- KURZE ÜBUNG 1 -
Gib einen Teil der Projektbeschreibung wörtlich wieder. Beginne bei den Worten „Wir untersuchen, wie“ und höre nach „Volkspark Prenzlauer Berg.“ auf.
- KURZE ÜBUNG 2 -
Fasse den Absatz der Projektbeschreibung, der mit „Es werden zielgruppenspezifische Fragebögen“ beginnt, als Liste zusammen und behalte dabei die wesentlichen Fakten bei.
- KURZE ÜBUNG 3 -
Prüfe bitte, ob die folgenden Aussagen mit der Projektbeschreibung übereinstimmen. Antworte jeweils mit Ja oder Nein und zitiere die entscheidenden Worte wörtlich.
(a) Das Projekt konzentriert sich auf das Gebiet zwischen Schönhauser Allee und Landsberger Allee.
(b) Die Projektpartner erwarten, dass Obdach suchende Menschen sofort zu den Betrieben passen.
(c) Die Projektidee wird beispielhaft mit mehreren Personen durchgeführt.

Wir untersuchen, wie es gelingen kann, obdachlose EU-Bürger*innen, die keinen Anspruch auf Sozialleistungen haben (und für die es damit auch keine Unterbringungsmöglichkeiten gibt) durch Beschäftigung in Kombination mit sozialpädagogischer Begleitung in Obdach zu bringen.
Das Kooperationsprojekt der Berliner Help Stiftung, des Vereins Emanzipatorische Selbsthilfe e.V., der Steremat AFS GmbH und der beta gGmbH dient der Integration von Menschen, die von Armut, sozialer Ausgrenzung und Benachteiligung betroffen sind. Dazu gehören wohnungslose, obdachlose und von Obdachlosigkeit bedrohte Personen mit Zuwanderungs- bzw. Fluchtgeschichte, die sich in Pankow aufhalten und keinen Zugang zum Versorgungssystem haben. Wir fokussieren uns auf das Gebiet zwischen Schönhauser Allee und Landsberger Allee, Danziger Straße und dem Volkspark Prenzlauer Berg.
Neben der bereits beschriebenen Zielgruppe erheben wir die Bedarfe der Unternehmen im Bezirk, die Arbeitskräfte suchen (Branche, Tätigkeit, Einstellungsvoraussetzungen). Uns ist durchaus bewusst, dass es nicht sofort zu einer Passung zwischen Obdach suchenden Menschen und den Betrieben kommen wird. Aber mit intensiver und individueller Begleitung durch unsere Sozialpädagog*innen sehen wir es als realistisch an, dass die Menschen langfristig eine Beschäftigung finden. Beschäftigung (wenn auch zunächst in geringem Umfang bzw. ein Praktikum) bedeutet Einbindung in das Sozialsystem und damit auch die Möglichkeit der Unterbringung. Daher interessieren uns die Voraussetzungen, die potenzielle Mitarbeitende mitbringen sollen und die Bereitschaft, unserer Zielgruppe eine Chance zu geben.
Es werden zielgruppenspezifische Fragebögen entwickelt und eine Erhebung durchgeführt. Mit der Auswertung der Daten erhalten wir einen Überblick über die Lebenssituation der obdachlosen EU-Bürger*innen im Bezirk Pankow. Im Ergebnis entwickeln wir Lösungsansätze, um diese zu verbessern. Unter Verwendung des bereits bestehenden Wohnboxen-Projektes der Berliner Help Stiftung in der Storkower Straße 56 führen wir mit einer ausgewählten Person beispielhaft die Projektidee durch. Mit den gewonnenen Erkenntnissen erstellen die Projektpartner ein Rahmenkonzept für ein Modellprojekt.

- MATERIAL -
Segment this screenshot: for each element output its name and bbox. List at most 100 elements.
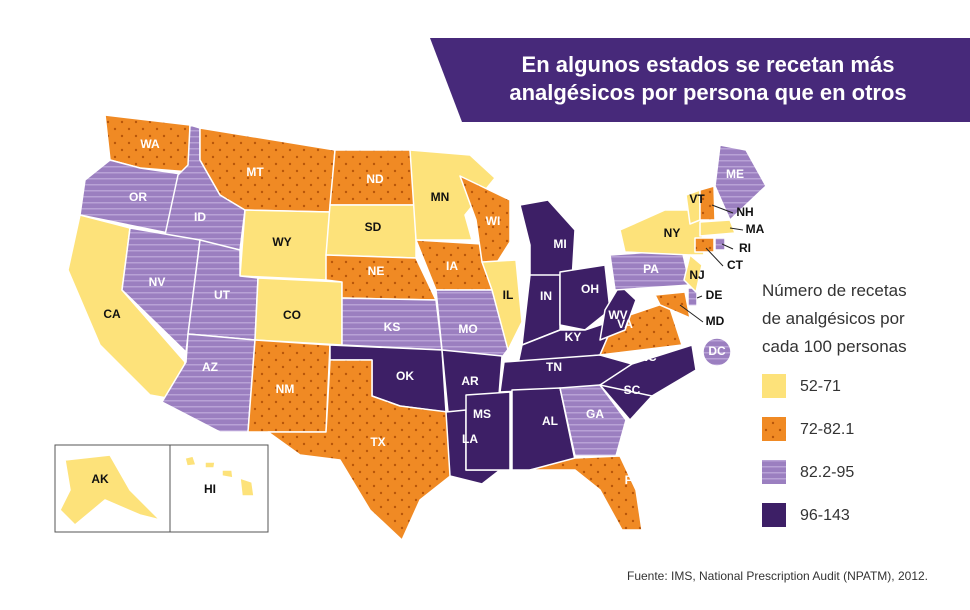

- LÖSUNG 1 -
Wir untersuchen, wie es gelingen kann, obdachlose EU-Bürger*innen, die keinen Anspruch auf Sozialleistungen haben (und für die es damit auch keine Unterbringungsmöglichkeiten gibt) durch Beschäftigung in Kombination mit sozialpädagogischer Begleitung in Obdach zu bringen.
Das Kooperationsprojekt der Berliner Help Stiftung, des Vereins Emanzipatorische Selbsthilfe e.V., der Steremat AFS GmbH und der beta gGmbH dient der Integration von Menschen, die von Armut, sozialer Ausgrenzung und Benachteiligung betroffen sind. Dazu gehören wohnungslose, obdachlose und von Obdachlosigkeit bedrohte Personen mit Zuwanderungs- bzw. Fluchtgeschichte, die sich in Pankow aufhalten und keinen Zugang zum Versorgungssystem haben. Wir fokussieren uns auf das Gebiet zwischen Schönhauser Allee und Landsberger Allee, Danziger Straße und dem Volkspark Prenzlauer Berg.

- LÖSUNG 2 -
- Es werden zielgruppenspezifische Fragebögen entwickelt und eine Erhebung durchgeführt.
- Die Auswertung der Daten gibt einen Überblick über die Lebenssituation der obdachlosen EU-Bürger*innen im Bezirk Pankow.
- Aus dem Ergebnis werden Lösungsansätze zur Verbesserung dieser Lebenssituation entwickelt.
- Im bestehenden Wohnboxen-Projekt der Berliner Help Stiftung in der Storkower Straße 56 wird die Projektidee beispielhaft mit einer ausgewählten Person durchgeführt.
- Mit den gewonnenen Erkenntnissen erstellen die Projektpartner ein Rahmenkonzept für ein Modellprojekt.

- LÖSUNG 3 -
(a) Ja: „Wir fokussieren uns auf das Gebiet zwischen Schönhauser Allee und Landsberger Allee, Danziger Straße und dem Volkspark Prenzlauer Berg.“
(b) Nein: „Uns ist durchaus bewusst, dass es nicht sofort zu einer Passung zwischen Obdach suchenden Menschen und den Betrieben kommen wird.“
(c) Nein: „führen wir mit einer ausgewählten Person beispielhaft die Projektidee durch“